Stored items:
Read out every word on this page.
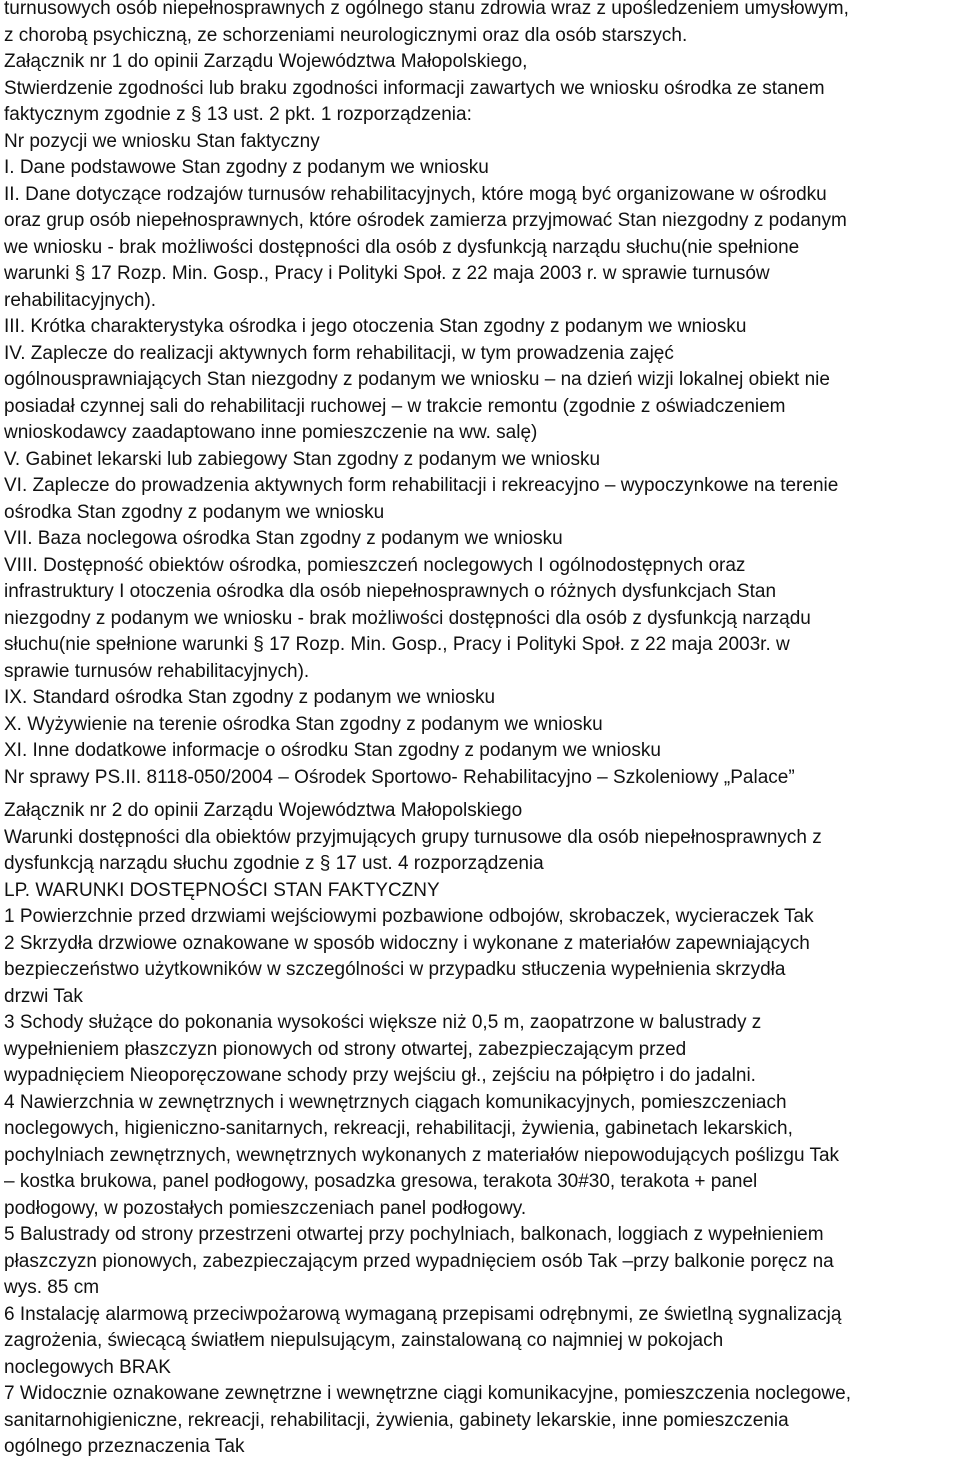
turnusowych osób niepełnosprawnych z ogólnego stanu zdrowia wraz z upośledzeniem umysłowym,
z chorobą psychiczną, ze schorzeniami neurologicznymi oraz dla osób starszych.
Załącznik nr 1 do opinii Zarządu Województwa Małopolskiego,
Stwierdzenie zgodności lub braku zgodności informacji zawartych we wniosku ośrodka ze stanem
faktycznym zgodnie z § 13 ust. 2 pkt. 1 rozporządzenia:
Nr pozycji we wniosku Stan faktyczny
I. Dane podstawowe Stan zgodny z podanym we wniosku
II. Dane dotyczące rodzajów turnusów rehabilitacyjnych, które mogą być organizowane w ośrodku
oraz grup osób niepełnosprawnych, które ośrodek zamierza przyjmować Stan niezgodny z podanym
we wniosku - brak możliwości dostępności dla osób z dysfunkcją narządu słuchu(nie spełnione
warunki § 17 Rozp. Min. Gosp., Pracy i Polityki Społ. z 22 maja 2003 r. w sprawie turnusów
rehabilitacyjnych).
III. Krótka charakterystyka ośrodka i jego otoczenia Stan zgodny z podanym we wniosku
IV. Zaplecze do realizacji aktywnych form rehabilitacji, w tym prowadzenia zajęć
ogólnousprawniających Stan niezgodny z podanym we wniosku – na dzień wizji lokalnej obiekt nie
posiadał czynnej sali do rehabilitacji ruchowej – w trakcie remontu (zgodnie z oświadczeniem
wnioskodawcy zaadaptowano inne pomieszczenie na ww. salę)
V. Gabinet lekarski lub zabiegowy Stan zgodny z podanym we wniosku
VI. Zaplecze do prowadzenia aktywnych form rehabilitacji i rekreacyjno – wypoczynkowe na terenie
ośrodka Stan zgodny z podanym we wniosku
VII. Baza noclegowa ośrodka Stan zgodny z podanym we wniosku
VIII. Dostępność obiektów ośrodka, pomieszczeń noclegowych I ogólnodostępnych oraz
infrastruktury I otoczenia ośrodka dla osób niepełnosprawnych o różnych dysfunkcjach Stan
niezgodny z podanym we wniosku - brak możliwości dostępności dla osób z dysfunkcją narządu
słuchu(nie spełnione warunki § 17 Rozp. Min. Gosp., Pracy i Polityki Społ. z 22 maja 2003r. w
sprawie turnusów rehabilitacyjnych).
IX. Standard ośrodka Stan zgodny z podanym we wniosku
X. Wyżywienie na terenie ośrodka Stan zgodny z podanym we wniosku
XI. Inne dodatkowe informacje o ośrodku Stan zgodny z podanym we wniosku
Nr sprawy PS.II. 8118-050/2004 – Ośrodek Sportowo- Rehabilitacyjno – Szkoleniowy „Palace”
Załącznik nr 2 do opinii Zarządu Województwa Małopolskiego
Warunki dostępności dla obiektów przyjmujących grupy turnusowe dla osób niepełnosprawnych z
dysfunkcją narządu słuchu zgodnie z § 17 ust. 4 rozporządzenia
LP. WARUNKI DOSTĘPNOŚCI STAN FAKTYCZNY
1 Powierzchnie przed drzwiami wejściowymi pozbawione odbojów, skrobaczek, wycieraczek Tak
2 Skrzydła drzwiowe oznakowane w sposób widoczny i wykonane z materiałów zapewniających
bezpieczeństwo użytkowników w szczególności w przypadku stłuczenia wypełnienia skrzydła
drzwi Tak
3 Schody służące do pokonania wysokości większe niż 0,5 m, zaopatrzone w balustrady z
wypełnieniem płaszczyzn pionowych od strony otwartej, zabezpieczającym przed
wypadnięciem Nieoporęczowane schody przy wejściu gł., zejściu na półpiętro i do jadalni.
4 Nawierzchnia w zewnętrznych i wewnętrznych ciągach komunikacyjnych, pomieszczeniach
noclegowych, higieniczno-sanitarnych, rekreacji, rehabilitacji, żywienia, gabinetach lekarskich,
pochylniach zewnętrznych, wewnętrznych wykonanych z materiałów niepowodujących poślizgu Tak
– kostka brukowa, panel podłogowy, posadzka gresowa, terakota 30#30, terakota + panel
podłogowy, w pozostałych pomieszczeniach panel podłogowy.
5 Balustrady od strony przestrzeni otwartej przy pochylniach, balkonach, loggiach z wypełnieniem
płaszczyzn pionowych, zabezpieczającym przed wypadnięciem osób Tak –przy balkonie poręcz na
wys. 85 cm
6 Instalację alarmową przeciwpożarową wymaganą przepisami odrębnymi, ze świetlną sygnalizacją
zagrożenia, świecącą światłem niepulsującym, zainstalowaną co najmniej w pokojach
noclegowych BRAK
7 Widocznie oznakowane zewnętrzne i wewnętrzne ciągi komunikacyjne, pomieszczenia noclegowe,
sanitarnohigieniczne, rekreacji, rehabilitacji, żywienia, gabinety lekarskie, inne pomieszczenia
ogólnego przeznaczenia Tak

GIVEN INSTRUCTION: Read the data above. Pull out each line in which the string "Małopolskiego" appears.

RESULT OF THE TASK:
Załącznik nr 1 do opinii Zarządu Województwa Małopolskiego,
Załącznik nr 2 do opinii Zarządu Województwa Małopolskiego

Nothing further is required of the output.